begin Dataset rows

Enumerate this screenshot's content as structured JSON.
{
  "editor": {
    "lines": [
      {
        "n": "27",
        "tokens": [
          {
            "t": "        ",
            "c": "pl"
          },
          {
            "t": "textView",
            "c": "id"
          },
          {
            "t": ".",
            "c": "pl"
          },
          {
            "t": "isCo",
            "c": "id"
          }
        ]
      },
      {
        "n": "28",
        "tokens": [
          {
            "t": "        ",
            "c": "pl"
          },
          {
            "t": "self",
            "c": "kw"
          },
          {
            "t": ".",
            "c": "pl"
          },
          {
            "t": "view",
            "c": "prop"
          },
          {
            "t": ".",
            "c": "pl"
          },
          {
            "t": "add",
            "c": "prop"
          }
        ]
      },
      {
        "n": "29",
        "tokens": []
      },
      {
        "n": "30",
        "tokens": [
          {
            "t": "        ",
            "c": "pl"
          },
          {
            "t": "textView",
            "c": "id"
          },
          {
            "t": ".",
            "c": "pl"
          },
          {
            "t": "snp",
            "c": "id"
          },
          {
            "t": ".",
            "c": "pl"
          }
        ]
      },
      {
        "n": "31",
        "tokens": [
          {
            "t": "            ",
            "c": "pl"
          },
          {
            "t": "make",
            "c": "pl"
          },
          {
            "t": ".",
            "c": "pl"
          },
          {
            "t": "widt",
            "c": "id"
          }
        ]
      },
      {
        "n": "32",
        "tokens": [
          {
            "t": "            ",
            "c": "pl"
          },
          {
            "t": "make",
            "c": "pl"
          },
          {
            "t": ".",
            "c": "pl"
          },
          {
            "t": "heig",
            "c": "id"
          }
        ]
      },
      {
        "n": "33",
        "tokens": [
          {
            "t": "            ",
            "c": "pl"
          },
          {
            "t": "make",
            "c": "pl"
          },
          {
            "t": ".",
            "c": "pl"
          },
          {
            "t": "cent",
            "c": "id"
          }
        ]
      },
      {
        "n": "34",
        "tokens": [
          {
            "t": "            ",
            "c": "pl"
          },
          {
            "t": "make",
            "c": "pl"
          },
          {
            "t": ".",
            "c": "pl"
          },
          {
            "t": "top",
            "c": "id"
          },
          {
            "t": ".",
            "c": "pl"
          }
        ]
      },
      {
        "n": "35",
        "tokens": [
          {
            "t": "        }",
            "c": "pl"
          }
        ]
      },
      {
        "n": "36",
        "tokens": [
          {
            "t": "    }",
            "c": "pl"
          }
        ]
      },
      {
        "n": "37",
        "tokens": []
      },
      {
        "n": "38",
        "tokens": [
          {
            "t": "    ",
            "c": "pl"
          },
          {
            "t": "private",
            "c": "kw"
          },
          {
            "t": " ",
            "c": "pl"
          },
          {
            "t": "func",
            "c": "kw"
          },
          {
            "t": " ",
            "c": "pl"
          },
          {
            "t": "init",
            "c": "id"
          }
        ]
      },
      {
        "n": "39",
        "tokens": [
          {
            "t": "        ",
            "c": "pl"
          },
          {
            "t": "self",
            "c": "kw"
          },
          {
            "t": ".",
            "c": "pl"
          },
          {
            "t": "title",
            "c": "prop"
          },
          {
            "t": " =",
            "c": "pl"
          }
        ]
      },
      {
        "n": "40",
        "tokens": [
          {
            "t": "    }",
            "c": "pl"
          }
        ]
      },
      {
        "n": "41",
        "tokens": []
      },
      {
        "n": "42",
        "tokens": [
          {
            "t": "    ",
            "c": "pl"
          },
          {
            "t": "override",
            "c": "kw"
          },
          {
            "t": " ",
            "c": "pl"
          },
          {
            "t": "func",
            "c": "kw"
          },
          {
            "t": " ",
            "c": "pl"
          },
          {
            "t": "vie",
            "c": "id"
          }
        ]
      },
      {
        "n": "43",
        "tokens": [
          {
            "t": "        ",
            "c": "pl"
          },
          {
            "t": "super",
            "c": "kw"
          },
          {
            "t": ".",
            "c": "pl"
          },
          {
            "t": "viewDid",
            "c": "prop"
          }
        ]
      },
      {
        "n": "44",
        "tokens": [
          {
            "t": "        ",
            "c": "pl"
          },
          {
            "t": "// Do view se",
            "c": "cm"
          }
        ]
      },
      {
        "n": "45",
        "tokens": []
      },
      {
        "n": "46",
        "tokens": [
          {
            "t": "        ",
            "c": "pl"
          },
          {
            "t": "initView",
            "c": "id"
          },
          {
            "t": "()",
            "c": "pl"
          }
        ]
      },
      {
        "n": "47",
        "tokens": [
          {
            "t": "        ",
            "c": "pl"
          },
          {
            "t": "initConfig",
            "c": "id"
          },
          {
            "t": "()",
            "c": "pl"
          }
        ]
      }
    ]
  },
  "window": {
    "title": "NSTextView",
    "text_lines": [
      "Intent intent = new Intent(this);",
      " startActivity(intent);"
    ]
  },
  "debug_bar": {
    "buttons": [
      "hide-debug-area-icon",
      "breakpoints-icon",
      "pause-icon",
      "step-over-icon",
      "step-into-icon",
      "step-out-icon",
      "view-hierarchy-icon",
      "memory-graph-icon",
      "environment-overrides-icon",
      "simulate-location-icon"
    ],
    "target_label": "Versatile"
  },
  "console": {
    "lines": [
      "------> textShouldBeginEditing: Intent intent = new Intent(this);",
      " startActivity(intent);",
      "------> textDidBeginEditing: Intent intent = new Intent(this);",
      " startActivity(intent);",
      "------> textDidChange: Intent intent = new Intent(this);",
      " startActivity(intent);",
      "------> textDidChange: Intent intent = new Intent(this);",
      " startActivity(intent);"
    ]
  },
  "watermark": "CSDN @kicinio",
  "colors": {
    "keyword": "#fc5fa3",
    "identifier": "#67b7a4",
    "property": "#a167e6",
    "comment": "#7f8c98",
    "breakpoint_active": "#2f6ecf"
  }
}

end Dataset rows

• [What to work on] Search the records for the word "this". Copy every line that has it.

• [Reply to the exercise]
Enumerate this screenshot's content as structured JSON.
      "Intent intent = new Intent(this);",
      "------> textShouldBeginEditing: Intent intent = new Intent(this);",
      "------> textDidBeginEditing: Intent intent = new Intent(this);",
      "------> textDidChange: Intent intent = new Intent(this);",
      "------> textDidChange: Intent intent = new Intent(this);",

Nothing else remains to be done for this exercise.